## [EXERCISE GOAL]
Copy out the entries word for word, starting at the line containing "enumerate the UI" and ending at the line containing "node-m1[interactable]: M1 —", with both of those lines included.

## [SOURCE RECORDS]
=======

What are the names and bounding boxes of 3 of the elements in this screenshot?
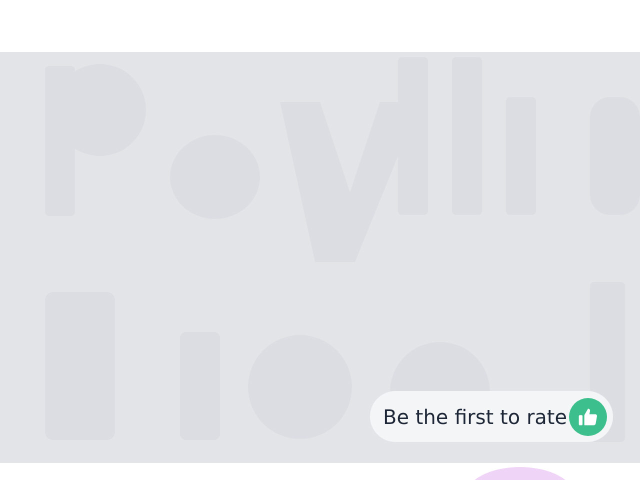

=======

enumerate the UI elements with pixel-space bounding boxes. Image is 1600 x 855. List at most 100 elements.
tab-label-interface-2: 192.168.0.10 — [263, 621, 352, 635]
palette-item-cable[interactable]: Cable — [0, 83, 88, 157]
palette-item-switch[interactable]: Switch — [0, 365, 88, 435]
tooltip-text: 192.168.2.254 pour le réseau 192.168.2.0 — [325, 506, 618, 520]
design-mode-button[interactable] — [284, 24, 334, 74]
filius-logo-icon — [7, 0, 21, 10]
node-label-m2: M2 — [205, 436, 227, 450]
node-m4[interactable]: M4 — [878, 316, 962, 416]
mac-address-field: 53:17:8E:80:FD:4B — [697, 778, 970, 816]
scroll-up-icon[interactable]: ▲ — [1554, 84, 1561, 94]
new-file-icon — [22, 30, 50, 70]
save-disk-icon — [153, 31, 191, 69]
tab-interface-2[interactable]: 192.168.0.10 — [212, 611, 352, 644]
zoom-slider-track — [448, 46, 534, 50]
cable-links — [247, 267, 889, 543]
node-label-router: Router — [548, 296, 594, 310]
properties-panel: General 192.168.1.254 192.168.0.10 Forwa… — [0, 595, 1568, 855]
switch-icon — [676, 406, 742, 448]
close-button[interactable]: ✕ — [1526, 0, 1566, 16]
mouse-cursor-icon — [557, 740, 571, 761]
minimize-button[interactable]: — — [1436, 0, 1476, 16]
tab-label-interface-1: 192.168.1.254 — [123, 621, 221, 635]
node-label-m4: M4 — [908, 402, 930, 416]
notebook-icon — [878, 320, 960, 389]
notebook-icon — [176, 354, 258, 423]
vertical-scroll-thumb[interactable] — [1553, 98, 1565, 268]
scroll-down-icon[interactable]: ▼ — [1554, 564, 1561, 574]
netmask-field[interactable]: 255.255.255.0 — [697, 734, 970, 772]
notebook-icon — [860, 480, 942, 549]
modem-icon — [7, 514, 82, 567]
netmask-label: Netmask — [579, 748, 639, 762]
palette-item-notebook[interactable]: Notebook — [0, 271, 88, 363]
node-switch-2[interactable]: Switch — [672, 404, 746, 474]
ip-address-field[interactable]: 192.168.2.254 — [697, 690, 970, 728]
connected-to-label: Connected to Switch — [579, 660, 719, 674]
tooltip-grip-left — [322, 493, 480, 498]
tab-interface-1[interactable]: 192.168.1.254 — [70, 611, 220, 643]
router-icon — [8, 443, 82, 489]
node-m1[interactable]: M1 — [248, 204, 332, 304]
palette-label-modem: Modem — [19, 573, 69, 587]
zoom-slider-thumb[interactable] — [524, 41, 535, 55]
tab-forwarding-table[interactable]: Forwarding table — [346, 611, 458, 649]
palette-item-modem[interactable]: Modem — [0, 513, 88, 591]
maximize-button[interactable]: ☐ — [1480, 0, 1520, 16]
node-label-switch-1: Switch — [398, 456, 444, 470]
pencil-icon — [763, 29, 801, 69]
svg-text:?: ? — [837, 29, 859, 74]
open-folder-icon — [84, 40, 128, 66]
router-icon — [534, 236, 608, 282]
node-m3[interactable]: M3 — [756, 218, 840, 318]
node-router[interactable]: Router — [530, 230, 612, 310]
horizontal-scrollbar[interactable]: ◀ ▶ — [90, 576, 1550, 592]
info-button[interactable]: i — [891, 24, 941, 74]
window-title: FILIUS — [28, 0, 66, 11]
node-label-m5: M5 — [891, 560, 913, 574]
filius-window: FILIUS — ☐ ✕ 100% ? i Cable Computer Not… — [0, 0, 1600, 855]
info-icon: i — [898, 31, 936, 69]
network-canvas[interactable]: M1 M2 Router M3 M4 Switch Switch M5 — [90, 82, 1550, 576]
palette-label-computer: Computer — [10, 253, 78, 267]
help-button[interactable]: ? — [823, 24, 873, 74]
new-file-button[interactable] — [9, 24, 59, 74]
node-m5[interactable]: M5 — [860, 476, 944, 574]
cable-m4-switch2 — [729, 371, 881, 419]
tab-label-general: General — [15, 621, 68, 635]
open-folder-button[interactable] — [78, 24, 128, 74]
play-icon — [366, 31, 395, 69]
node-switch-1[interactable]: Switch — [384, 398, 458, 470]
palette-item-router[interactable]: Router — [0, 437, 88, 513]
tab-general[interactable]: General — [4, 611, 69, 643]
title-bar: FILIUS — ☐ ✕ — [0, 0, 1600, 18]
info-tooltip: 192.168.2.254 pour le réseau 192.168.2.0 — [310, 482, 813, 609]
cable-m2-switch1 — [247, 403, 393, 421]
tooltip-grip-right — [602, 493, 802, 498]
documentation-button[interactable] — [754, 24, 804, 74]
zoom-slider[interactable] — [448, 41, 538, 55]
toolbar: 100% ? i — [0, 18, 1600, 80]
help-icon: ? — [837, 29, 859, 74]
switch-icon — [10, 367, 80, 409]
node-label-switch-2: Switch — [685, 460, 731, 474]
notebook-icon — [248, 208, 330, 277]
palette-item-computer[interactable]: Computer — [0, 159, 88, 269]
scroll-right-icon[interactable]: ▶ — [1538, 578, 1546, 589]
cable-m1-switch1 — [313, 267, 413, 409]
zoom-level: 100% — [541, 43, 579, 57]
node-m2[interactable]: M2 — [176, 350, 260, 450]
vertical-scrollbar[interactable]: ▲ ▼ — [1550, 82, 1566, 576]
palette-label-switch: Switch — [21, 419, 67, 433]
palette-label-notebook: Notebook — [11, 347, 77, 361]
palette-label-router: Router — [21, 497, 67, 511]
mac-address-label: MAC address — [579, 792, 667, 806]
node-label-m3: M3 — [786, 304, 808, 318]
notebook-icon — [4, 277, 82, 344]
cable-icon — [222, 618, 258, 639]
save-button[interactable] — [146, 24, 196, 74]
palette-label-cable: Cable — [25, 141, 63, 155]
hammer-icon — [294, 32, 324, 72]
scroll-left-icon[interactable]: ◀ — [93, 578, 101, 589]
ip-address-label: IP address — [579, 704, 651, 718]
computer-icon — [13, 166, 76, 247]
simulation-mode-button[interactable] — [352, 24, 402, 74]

=======

## [EXERCISE RESPONSE]
enumerate the UI elements with pixel-space bounding boxes. Image is 1600 x 855. List at most 100 elements.
tab-label-interface-2: 192.168.0.10 — [263, 621, 352, 635]
palette-item-cable[interactable]: Cable — [0, 83, 88, 157]
palette-item-switch[interactable]: Switch — [0, 365, 88, 435]
tooltip-text: 192.168.2.254 pour le réseau 192.168.2.0 — [325, 506, 618, 520]
design-mode-button[interactable] — [284, 24, 334, 74]
filius-logo-icon — [7, 0, 21, 10]
node-label-m2: M2 — [205, 436, 227, 450]
node-m4[interactable]: M4 — [878, 316, 962, 416]
mac-address-field: 53:17:8E:80:FD:4B — [697, 778, 970, 816]
scroll-up-icon[interactable]: ▲ — [1554, 84, 1561, 94]
new-file-icon — [22, 30, 50, 70]
save-disk-icon — [153, 31, 191, 69]
tab-interface-2[interactable]: 192.168.0.10 — [212, 611, 352, 644]
zoom-slider-track — [448, 46, 534, 50]
cable-links — [247, 267, 889, 543]
node-label-router: Router — [548, 296, 594, 310]
properties-panel: General 192.168.1.254 192.168.0.10 Forwa… — [0, 595, 1568, 855]
switch-icon — [676, 406, 742, 448]
close-button[interactable]: ✕ — [1526, 0, 1566, 16]
mouse-cursor-icon — [557, 740, 571, 761]
minimize-button[interactable]: — — [1436, 0, 1476, 16]
tab-label-interface-1: 192.168.1.254 — [123, 621, 221, 635]
node-label-m4: M4 — [908, 402, 930, 416]
notebook-icon — [878, 320, 960, 389]
notebook-icon — [176, 354, 258, 423]
vertical-scroll-thumb[interactable] — [1553, 98, 1565, 268]
scroll-down-icon[interactable]: ▼ — [1554, 564, 1561, 574]
netmask-field[interactable]: 255.255.255.0 — [697, 734, 970, 772]
notebook-icon — [860, 480, 942, 549]
modem-icon — [7, 514, 82, 567]
netmask-label: Netmask — [579, 748, 639, 762]
palette-item-notebook[interactable]: Notebook — [0, 271, 88, 363]
node-switch-2[interactable]: Switch — [672, 404, 746, 474]
ip-address-field[interactable]: 192.168.2.254 — [697, 690, 970, 728]
connected-to-label: Connected to Switch — [579, 660, 719, 674]
tooltip-grip-left — [322, 493, 480, 498]
tab-interface-1[interactable]: 192.168.1.254 — [70, 611, 220, 643]
router-icon — [8, 443, 82, 489]
node-m1[interactable]: M1 — [248, 204, 332, 304]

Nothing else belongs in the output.